Supplied information =>

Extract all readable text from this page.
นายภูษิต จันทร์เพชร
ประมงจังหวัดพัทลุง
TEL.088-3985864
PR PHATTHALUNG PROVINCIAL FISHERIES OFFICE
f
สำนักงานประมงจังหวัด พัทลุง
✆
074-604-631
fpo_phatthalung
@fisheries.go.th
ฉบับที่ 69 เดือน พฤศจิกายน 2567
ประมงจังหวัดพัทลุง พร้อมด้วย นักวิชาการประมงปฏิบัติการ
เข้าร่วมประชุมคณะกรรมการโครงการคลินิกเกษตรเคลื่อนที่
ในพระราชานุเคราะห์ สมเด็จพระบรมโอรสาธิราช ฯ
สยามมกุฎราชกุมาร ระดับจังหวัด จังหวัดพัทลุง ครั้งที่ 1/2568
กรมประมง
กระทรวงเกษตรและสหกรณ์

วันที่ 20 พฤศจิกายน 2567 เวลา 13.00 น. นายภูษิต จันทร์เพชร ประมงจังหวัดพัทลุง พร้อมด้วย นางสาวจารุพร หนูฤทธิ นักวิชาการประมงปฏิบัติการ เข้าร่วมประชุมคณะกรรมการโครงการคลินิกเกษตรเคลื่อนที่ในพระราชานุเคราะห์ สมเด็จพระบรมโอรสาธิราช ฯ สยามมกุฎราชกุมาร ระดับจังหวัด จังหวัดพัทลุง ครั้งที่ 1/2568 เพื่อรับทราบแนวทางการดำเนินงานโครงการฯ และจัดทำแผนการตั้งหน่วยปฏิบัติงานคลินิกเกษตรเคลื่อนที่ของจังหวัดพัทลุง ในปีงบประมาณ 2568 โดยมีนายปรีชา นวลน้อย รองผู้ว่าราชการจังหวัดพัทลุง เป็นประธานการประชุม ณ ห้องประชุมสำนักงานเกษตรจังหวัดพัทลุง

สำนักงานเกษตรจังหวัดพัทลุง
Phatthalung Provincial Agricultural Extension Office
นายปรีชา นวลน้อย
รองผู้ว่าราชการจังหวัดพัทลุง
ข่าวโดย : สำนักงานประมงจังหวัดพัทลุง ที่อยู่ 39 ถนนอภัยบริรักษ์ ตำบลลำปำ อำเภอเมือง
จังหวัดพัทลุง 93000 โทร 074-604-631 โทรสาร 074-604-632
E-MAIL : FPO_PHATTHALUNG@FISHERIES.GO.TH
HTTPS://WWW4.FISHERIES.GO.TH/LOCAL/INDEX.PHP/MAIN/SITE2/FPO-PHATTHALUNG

Task to carry out => Show all lines from the listing above in which "กงานประมงจ" appears.

Result of the exercise =>
สำนักงานประมงจังหวัด พัทลุง
ข่าวโดย : สำนักงานประมงจังหวัดพัทลุง ที่อยู่ 39 ถนนอภัยบริรักษ์ ตำบลลำปำ อำเภอเมือง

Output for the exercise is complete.